### WHAT TO PRODUCE
Extract, verbatim, all lines starting at the one containing "Parse this screenshot: output" and ending with the final line of the listing, and no others.

### WORKING DATA
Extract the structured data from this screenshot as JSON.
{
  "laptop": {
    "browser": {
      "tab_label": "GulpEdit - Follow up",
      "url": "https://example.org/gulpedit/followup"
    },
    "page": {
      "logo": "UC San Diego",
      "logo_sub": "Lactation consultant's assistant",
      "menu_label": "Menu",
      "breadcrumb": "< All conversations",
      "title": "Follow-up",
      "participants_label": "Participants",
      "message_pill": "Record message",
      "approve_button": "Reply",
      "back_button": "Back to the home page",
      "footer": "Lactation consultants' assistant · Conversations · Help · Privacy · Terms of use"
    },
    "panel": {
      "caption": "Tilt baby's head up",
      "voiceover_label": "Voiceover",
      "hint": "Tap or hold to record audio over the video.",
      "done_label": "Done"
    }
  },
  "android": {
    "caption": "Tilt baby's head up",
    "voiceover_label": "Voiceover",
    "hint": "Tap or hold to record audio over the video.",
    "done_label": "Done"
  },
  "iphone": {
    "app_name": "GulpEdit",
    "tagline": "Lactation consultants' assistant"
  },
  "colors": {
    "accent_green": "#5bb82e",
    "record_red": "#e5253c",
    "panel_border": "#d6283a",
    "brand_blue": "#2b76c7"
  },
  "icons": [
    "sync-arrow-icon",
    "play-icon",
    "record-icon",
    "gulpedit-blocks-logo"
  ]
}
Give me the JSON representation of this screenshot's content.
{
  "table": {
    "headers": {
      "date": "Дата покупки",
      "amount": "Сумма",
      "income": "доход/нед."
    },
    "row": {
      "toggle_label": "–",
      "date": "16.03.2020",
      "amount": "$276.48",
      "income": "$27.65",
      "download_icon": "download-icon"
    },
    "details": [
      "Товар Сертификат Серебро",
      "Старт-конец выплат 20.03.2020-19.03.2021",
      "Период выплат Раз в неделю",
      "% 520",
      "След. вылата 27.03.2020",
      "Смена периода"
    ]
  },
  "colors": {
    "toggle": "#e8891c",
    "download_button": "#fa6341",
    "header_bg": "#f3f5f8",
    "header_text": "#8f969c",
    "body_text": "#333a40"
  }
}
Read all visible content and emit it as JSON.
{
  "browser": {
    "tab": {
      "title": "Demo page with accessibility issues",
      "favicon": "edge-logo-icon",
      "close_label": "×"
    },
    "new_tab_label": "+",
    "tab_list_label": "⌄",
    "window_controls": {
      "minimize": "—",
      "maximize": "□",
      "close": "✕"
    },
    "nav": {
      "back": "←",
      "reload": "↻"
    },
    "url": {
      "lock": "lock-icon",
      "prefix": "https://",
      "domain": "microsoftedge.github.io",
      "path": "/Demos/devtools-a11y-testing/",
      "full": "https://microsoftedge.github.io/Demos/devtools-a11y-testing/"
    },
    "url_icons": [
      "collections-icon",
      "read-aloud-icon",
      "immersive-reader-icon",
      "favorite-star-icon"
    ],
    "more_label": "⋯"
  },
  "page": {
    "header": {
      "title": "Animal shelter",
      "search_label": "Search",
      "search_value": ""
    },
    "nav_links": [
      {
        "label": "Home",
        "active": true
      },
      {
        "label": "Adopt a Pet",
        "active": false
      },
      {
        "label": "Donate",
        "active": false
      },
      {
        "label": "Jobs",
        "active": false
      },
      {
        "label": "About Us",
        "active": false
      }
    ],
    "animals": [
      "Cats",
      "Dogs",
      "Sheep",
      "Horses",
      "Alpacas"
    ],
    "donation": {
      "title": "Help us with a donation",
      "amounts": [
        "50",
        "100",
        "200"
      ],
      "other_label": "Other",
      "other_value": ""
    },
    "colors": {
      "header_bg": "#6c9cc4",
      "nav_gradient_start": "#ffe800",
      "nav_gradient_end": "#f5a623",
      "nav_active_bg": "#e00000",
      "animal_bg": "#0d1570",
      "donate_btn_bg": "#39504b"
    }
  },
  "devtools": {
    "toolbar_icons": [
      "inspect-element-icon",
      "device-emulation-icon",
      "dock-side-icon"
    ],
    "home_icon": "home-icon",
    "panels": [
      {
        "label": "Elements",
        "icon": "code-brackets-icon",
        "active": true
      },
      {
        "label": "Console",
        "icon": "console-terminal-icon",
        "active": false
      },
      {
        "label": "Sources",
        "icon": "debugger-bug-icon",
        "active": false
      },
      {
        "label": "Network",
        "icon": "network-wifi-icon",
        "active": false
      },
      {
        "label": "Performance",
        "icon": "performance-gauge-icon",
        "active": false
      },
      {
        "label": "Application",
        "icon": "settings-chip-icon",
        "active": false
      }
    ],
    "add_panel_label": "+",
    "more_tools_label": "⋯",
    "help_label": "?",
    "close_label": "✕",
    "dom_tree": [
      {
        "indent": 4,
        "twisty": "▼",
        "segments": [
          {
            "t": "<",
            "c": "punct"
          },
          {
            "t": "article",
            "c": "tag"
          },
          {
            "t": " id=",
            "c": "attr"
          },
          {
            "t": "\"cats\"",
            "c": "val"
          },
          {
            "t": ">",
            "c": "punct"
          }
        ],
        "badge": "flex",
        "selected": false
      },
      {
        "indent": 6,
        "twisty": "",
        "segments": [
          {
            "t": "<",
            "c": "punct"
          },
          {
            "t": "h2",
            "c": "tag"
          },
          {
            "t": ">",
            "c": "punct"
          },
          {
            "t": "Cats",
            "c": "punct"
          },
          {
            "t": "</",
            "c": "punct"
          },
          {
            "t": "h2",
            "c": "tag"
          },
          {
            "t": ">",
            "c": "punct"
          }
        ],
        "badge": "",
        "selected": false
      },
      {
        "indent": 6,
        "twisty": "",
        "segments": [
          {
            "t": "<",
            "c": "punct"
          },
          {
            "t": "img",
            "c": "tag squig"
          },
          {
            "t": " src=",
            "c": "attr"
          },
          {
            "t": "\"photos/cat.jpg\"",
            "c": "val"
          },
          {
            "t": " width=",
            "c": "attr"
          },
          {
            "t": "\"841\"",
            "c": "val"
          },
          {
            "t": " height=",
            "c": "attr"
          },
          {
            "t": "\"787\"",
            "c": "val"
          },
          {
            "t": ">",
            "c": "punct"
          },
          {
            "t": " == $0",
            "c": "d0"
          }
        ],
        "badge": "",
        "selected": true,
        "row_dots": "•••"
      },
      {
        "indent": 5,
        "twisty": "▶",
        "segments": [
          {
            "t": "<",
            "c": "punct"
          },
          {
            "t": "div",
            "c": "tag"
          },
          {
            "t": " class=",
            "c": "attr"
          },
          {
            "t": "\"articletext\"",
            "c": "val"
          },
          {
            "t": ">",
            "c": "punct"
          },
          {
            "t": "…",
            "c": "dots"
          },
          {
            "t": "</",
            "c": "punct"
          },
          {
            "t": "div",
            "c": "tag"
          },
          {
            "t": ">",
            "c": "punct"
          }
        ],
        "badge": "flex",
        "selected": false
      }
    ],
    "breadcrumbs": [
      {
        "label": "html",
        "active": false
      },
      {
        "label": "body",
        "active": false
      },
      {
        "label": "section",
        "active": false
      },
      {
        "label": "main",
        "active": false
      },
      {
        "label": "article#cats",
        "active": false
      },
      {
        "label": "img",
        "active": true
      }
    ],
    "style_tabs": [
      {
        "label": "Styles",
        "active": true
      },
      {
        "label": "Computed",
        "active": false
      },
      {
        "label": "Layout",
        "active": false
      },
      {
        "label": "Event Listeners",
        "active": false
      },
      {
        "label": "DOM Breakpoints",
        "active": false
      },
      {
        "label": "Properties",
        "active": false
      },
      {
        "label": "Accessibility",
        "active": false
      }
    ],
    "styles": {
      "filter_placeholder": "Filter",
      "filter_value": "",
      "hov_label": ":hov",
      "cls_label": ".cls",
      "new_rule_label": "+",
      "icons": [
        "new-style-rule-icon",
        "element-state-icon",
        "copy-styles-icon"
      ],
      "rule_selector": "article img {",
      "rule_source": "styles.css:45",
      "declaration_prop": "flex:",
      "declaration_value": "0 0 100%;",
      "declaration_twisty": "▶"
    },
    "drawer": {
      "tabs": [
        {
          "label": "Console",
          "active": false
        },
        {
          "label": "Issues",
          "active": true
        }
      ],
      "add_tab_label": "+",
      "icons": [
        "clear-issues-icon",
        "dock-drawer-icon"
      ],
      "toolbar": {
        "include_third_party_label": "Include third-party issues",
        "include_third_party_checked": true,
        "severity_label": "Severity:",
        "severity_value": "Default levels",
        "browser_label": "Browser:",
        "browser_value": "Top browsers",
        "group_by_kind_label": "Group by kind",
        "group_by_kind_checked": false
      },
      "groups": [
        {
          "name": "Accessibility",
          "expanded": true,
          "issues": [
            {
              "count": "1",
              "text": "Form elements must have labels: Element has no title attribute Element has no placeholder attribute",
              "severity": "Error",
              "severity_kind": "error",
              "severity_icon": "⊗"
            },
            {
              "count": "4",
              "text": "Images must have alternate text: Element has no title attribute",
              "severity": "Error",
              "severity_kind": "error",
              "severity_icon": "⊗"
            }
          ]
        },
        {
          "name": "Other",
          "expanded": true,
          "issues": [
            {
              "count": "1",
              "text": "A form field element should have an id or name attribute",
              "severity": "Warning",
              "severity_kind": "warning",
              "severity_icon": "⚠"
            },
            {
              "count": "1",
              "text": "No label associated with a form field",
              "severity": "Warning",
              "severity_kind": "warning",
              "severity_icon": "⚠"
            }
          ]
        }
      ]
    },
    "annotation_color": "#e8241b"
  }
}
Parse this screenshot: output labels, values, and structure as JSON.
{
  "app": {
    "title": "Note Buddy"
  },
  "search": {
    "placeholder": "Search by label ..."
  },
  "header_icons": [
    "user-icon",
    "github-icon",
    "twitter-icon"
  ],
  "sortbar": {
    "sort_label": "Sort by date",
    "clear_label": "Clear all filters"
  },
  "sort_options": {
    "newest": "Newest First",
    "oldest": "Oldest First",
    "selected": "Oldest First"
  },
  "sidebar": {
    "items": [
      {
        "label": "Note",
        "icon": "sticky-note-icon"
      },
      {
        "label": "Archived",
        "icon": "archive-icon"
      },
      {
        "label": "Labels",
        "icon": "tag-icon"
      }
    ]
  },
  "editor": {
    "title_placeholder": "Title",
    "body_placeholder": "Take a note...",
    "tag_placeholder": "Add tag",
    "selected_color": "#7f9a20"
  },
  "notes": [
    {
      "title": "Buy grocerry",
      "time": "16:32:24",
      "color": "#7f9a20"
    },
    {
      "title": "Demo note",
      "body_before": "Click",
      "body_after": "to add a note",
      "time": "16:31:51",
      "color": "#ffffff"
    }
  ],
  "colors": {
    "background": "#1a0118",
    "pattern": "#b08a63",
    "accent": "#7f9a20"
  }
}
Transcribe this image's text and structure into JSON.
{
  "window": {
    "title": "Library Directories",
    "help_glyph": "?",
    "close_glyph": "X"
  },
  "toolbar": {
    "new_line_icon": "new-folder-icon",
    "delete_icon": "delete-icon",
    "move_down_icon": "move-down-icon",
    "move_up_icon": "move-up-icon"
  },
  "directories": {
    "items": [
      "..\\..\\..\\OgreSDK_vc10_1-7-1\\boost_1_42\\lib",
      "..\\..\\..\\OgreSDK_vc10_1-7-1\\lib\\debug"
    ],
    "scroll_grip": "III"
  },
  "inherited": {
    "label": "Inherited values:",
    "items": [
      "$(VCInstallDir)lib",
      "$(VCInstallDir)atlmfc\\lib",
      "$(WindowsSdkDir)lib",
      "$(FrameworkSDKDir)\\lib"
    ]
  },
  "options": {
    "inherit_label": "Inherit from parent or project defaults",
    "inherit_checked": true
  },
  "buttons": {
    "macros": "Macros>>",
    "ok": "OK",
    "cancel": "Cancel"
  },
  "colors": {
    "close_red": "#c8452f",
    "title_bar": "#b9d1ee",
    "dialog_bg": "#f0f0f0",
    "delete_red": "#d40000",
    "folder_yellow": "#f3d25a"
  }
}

### WORKED ANSWER
Parse this screenshot: output labels, values, and structure as JSON.
{
  "app": {
    "title": "Note Buddy"
  },
  "search": {
    "placeholder": "Search by label ..."
  },
  "header_icons": [
    "user-icon",
    "github-icon",
    "twitter-icon"
  ],
  "sortbar": {
    "sort_label": "Sort by date",
    "clear_label": "Clear all filters"
  },
  "sort_options": {
    "newest": "Newest First",
    "oldest": "Oldest First",
    "selected": "Oldest First"
  },
  "sidebar": {
    "items": [
      {
        "label": "Note",
        "icon": "sticky-note-icon"
      },
      {
        "label": "Archived",
        "icon": "archive-icon"
      },
      {
        "label": "Labels",
        "icon": "tag-icon"
      }
    ]
  },
  "editor": {
    "title_placeholder": "Title",
    "body_placeholder": "Take a note...",
    "tag_placeholder": "Add tag",
    "selected_color": "#7f9a20"
  },
  "notes": [
    {
      "title": "Buy grocerry",
      "time": "16:32:24",
      "color": "#7f9a20"
    },
    {
      "title": "Demo note",
      "body_before": "Click",
      "body_after": "to add a note",
      "time": "16:31:51",
      "color": "#ffffff"
    }
  ],
  "colors": {
    "background": "#1a0118",
    "pattern": "#b08a63",
    "accent": "#7f9a20"
  }
}
Transcribe this image's text and structure into JSON.
{
  "window": {
    "title": "Library Directories",
    "help_glyph": "?",
    "close_glyph": "X"
  },
  "toolbar": {
    "new_line_icon": "new-folder-icon",
    "delete_icon": "delete-icon",
    "move_down_icon": "move-down-icon",
    "move_up_icon": "move-up-icon"
  },
  "directories": {
    "items": [
      "..\\..\\..\\OgreSDK_vc10_1-7-1\\boost_1_42\\lib",
      "..\\..\\..\\OgreSDK_vc10_1-7-1\\lib\\debug"
    ],
    "scroll_grip": "III"
  },
  "inherited": {
    "label": "Inherited values:",
    "items": [
      "$(VCInstallDir)lib",
      "$(VCInstallDir)atlmfc\\lib",
      "$(WindowsSdkDir)lib",
      "$(FrameworkSDKDir)\\lib"
    ]
  },
  "options": {
    "inherit_label": "Inherit from parent or project defaults",
    "inherit_checked": true
  },
  "buttons": {
    "macros": "Macros>>",
    "ok": "OK",
    "cancel": "Cancel"
  },
  "colors": {
    "close_red": "#c8452f",
    "title_bar": "#b9d1ee",
    "dialog_bg": "#f0f0f0",
    "delete_red": "#d40000",
    "folder_yellow": "#f3d25a"
  }
}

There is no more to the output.